## Records to process
========

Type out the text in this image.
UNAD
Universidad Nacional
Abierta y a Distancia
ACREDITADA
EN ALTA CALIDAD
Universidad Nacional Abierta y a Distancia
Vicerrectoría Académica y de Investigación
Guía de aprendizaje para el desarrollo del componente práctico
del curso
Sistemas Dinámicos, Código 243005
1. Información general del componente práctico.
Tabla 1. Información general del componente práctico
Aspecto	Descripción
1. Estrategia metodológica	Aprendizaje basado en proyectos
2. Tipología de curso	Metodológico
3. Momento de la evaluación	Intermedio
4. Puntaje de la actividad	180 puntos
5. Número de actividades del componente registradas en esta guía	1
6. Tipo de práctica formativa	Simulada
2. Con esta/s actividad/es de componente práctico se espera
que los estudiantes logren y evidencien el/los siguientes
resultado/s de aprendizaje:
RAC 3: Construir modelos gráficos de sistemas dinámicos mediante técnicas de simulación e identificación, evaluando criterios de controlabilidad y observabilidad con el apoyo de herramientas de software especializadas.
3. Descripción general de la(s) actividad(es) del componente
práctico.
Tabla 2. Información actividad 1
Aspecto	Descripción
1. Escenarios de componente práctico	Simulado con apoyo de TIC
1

========

## Aim
All of the records must be repeated exactly.

## Solution to this problem
Type out the text in this image.
UNAD
Universidad Nacional
Abierta y a Distancia
ACREDITADA
EN ALTA CALIDAD
Universidad Nacional Abierta y a Distancia
Vicerrectoría Académica y de Investigación
Guía de aprendizaje para el desarrollo del componente práctico
del curso
Sistemas Dinámicos, Código 243005
1. Información general del componente práctico.
Tabla 1. Información general del componente práctico
Aspecto	Descripción
1. Estrategia metodológica	Aprendizaje basado en proyectos
2. Tipología de curso	Metodológico
3. Momento de la evaluación	Intermedio
4. Puntaje de la actividad	180 puntos
5. Número de actividades del componente registradas en esta guía	1
6. Tipo de práctica formativa	Simulada
2. Con esta/s actividad/es de componente práctico se espera
que los estudiantes logren y evidencien el/los siguientes
resultado/s de aprendizaje:
RAC 3: Construir modelos gráficos de sistemas dinámicos mediante técnicas de simulación e identificación, evaluando criterios de controlabilidad y observabilidad con el apoyo de herramientas de software especializadas.
3. Descripción general de la(s) actividad(es) del componente
práctico.
Tabla 2. Información actividad 1
Aspecto	Descripción
1. Escenarios de componente práctico	Simulado con apoyo de TIC
1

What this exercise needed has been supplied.